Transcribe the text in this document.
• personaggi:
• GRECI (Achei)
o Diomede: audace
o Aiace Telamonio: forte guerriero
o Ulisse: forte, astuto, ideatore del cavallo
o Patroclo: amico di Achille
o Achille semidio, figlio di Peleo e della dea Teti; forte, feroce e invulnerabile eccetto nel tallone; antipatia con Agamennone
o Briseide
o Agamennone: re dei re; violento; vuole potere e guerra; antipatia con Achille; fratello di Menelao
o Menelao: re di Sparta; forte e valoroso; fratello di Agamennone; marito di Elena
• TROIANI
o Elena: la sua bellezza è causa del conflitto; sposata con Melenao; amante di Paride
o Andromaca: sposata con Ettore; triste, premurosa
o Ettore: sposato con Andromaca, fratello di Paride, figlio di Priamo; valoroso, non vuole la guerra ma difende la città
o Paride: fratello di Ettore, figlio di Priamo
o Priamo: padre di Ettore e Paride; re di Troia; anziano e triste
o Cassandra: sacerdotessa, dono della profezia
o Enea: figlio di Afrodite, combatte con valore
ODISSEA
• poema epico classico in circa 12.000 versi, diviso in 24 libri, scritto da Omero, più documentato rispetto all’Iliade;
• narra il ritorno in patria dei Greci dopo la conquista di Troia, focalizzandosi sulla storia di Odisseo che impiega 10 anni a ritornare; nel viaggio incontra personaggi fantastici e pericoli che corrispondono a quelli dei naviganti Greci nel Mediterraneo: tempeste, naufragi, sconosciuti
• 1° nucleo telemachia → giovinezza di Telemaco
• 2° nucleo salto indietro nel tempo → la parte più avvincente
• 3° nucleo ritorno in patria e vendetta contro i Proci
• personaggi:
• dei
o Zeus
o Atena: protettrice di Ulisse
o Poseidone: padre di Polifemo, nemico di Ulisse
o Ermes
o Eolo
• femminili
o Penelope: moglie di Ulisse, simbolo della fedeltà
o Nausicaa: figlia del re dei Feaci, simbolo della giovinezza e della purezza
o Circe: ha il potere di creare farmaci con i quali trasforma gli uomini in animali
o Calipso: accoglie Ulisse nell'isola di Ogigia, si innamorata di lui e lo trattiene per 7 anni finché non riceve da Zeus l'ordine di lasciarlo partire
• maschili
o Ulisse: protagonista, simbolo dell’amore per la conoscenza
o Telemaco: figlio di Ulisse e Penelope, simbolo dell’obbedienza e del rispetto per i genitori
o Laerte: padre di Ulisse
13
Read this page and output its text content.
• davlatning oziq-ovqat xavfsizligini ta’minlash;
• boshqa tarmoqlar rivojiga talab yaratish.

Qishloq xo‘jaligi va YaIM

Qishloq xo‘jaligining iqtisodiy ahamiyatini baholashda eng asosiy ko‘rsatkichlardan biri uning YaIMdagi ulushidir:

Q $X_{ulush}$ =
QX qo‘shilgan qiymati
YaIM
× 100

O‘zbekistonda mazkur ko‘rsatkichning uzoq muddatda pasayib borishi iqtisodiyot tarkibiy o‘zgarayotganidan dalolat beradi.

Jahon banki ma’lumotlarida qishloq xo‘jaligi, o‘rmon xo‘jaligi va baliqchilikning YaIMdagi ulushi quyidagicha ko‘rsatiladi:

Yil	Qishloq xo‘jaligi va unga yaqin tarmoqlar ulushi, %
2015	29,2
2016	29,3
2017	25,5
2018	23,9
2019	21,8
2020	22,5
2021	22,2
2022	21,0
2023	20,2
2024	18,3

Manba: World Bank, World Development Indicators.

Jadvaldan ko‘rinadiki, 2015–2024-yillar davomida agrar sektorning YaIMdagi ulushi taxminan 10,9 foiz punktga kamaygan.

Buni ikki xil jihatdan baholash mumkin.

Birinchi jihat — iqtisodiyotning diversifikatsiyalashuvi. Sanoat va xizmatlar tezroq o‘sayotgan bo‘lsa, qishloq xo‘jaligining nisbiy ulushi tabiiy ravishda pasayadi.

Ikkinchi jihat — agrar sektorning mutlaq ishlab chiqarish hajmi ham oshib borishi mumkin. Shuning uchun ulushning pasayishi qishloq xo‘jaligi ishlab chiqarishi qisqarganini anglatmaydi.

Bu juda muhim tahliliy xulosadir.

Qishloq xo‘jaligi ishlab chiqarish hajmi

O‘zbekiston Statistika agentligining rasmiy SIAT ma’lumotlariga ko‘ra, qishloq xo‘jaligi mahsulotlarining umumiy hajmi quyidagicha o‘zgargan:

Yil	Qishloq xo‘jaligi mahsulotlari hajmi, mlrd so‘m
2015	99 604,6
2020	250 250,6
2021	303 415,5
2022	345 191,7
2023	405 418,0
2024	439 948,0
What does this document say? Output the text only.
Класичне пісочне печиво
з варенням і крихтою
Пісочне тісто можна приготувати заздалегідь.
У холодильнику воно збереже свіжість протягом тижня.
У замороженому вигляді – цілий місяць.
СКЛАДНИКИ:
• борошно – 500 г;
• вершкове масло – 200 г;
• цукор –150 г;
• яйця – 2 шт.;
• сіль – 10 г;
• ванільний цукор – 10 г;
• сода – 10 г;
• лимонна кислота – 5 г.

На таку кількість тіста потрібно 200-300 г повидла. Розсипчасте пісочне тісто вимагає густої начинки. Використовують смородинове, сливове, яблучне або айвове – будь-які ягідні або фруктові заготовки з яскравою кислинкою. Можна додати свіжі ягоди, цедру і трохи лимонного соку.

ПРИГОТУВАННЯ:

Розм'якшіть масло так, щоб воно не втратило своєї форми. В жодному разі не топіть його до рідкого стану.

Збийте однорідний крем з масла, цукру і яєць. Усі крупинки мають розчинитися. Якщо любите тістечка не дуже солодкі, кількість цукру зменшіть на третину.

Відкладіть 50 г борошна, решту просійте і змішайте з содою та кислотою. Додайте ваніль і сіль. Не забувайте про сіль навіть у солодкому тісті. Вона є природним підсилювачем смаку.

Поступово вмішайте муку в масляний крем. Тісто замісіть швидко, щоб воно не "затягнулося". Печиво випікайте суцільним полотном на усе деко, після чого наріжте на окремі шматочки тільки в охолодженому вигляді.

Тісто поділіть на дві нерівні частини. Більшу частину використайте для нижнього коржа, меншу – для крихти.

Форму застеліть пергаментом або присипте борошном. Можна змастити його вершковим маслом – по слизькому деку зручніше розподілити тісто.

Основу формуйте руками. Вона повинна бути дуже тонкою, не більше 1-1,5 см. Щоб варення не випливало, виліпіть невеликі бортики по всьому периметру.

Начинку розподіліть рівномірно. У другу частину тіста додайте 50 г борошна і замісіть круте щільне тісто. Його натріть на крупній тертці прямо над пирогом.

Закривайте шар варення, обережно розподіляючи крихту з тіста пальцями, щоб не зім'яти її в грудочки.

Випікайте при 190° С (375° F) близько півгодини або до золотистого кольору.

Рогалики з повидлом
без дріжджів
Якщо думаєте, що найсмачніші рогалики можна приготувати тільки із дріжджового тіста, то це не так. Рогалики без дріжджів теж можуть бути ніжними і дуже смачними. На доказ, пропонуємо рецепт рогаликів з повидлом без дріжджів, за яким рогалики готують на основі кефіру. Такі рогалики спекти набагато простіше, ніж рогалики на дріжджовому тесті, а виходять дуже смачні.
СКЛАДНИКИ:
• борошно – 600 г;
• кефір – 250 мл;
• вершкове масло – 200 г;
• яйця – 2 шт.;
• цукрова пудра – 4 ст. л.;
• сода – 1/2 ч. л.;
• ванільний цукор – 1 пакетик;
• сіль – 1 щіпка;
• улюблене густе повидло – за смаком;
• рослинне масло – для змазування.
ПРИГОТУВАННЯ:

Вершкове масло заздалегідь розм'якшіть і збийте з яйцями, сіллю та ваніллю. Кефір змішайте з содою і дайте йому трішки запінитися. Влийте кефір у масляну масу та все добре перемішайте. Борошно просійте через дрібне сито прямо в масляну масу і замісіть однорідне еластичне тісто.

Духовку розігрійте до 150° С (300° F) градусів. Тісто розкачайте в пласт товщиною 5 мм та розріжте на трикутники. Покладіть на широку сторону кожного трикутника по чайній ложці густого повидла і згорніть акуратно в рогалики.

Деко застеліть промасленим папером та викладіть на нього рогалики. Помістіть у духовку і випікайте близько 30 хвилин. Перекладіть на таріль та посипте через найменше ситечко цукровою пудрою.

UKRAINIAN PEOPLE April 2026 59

__Work to be completed__:
Write out each line of the data that holds the string "patria".

__Complete answer__:
• narra il ritorno in patria dei Greci dopo la conquista di Troia, focalizzandosi sulla storia di Odisseo che impiega 10 anni a ritornare; nel viaggio incontra personaggi fantastici e pericoli che corrispondono a quelli dei naviganti Greci nel Mediterraneo: tempeste, naufragi, sconosciuti
• 3° nucleo ritorno in patria e vendetta contro i Proci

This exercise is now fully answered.